[Work required] What follows is a listing to be transcribed exactly.

[Stored records]
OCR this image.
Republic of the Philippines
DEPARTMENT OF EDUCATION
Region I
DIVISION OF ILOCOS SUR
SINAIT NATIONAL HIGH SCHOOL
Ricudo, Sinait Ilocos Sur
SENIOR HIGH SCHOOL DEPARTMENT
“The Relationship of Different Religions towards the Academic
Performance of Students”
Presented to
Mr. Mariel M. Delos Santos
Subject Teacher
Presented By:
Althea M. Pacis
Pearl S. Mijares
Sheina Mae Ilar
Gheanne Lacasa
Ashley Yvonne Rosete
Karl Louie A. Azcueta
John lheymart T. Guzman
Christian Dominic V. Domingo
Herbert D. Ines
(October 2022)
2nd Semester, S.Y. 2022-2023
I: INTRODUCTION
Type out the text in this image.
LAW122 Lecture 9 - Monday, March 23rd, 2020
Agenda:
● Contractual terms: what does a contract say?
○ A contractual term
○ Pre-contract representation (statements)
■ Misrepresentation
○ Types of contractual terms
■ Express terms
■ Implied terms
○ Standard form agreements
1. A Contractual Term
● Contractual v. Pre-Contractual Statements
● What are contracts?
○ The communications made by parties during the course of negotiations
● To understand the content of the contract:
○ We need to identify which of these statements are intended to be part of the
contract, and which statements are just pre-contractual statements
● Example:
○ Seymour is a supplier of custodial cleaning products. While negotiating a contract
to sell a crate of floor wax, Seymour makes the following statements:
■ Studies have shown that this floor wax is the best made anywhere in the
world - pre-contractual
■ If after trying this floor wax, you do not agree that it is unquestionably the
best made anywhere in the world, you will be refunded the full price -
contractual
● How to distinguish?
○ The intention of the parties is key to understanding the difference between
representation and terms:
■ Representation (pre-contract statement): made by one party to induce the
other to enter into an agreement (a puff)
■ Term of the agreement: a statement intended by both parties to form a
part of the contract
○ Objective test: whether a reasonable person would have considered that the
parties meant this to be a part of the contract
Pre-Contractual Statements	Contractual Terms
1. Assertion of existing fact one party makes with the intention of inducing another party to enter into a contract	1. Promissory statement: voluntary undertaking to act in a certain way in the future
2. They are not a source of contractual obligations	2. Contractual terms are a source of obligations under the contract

[Full solution]
OCR this image.
Republic of the Philippines
DEPARTMENT OF EDUCATION
Region I
DIVISION OF ILOCOS SUR
SINAIT NATIONAL HIGH SCHOOL
Ricudo, Sinait Ilocos Sur
SENIOR HIGH SCHOOL DEPARTMENT
“The Relationship of Different Religions towards the Academic
Performance of Students”
Presented to
Mr. Mariel M. Delos Santos
Subject Teacher
Presented By:
Althea M. Pacis
Pearl S. Mijares
Sheina Mae Ilar
Gheanne Lacasa
Ashley Yvonne Rosete
Karl Louie A. Azcueta
John lheymart T. Guzman
Christian Dominic V. Domingo
Herbert D. Ines
(October 2022)
2nd Semester, S.Y. 2022-2023
I: INTRODUCTION
Type out the text in this image.
LAW122 Lecture 9 - Monday, March 23rd, 2020
Agenda:
● Contractual terms: what does a contract say?
○ A contractual term
○ Pre-contract representation (statements)
■ Misrepresentation
○ Types of contractual terms
■ Express terms
■ Implied terms
○ Standard form agreements
1. A Contractual Term
● Contractual v. Pre-Contractual Statements
● What are contracts?
○ The communications made by parties during the course of negotiations
● To understand the content of the contract:
○ We need to identify which of these statements are intended to be part of the
contract, and which statements are just pre-contractual statements
● Example:
○ Seymour is a supplier of custodial cleaning products. While negotiating a contract
to sell a crate of floor wax, Seymour makes the following statements:
■ Studies have shown that this floor wax is the best made anywhere in the
world - pre-contractual
■ If after trying this floor wax, you do not agree that it is unquestionably the
best made anywhere in the world, you will be refunded the full price -
contractual
● How to distinguish?
○ The intention of the parties is key to understanding the difference between
representation and terms:
■ Representation (pre-contract statement): made by one party to induce the
other to enter into an agreement (a puff)
■ Term of the agreement: a statement intended by both parties to form a
part of the contract
○ Objective test: whether a reasonable person would have considered that the
parties meant this to be a part of the contract
Pre-Contractual Statements	Contractual Terms
1. Assertion of existing fact one party makes with the intention of inducing another party to enter into a contract	1. Promissory statement: voluntary undertaking to act in a certain way in the future
2. They are not a source of contractual obligations	2. Contractual terms are a source of obligations under the contract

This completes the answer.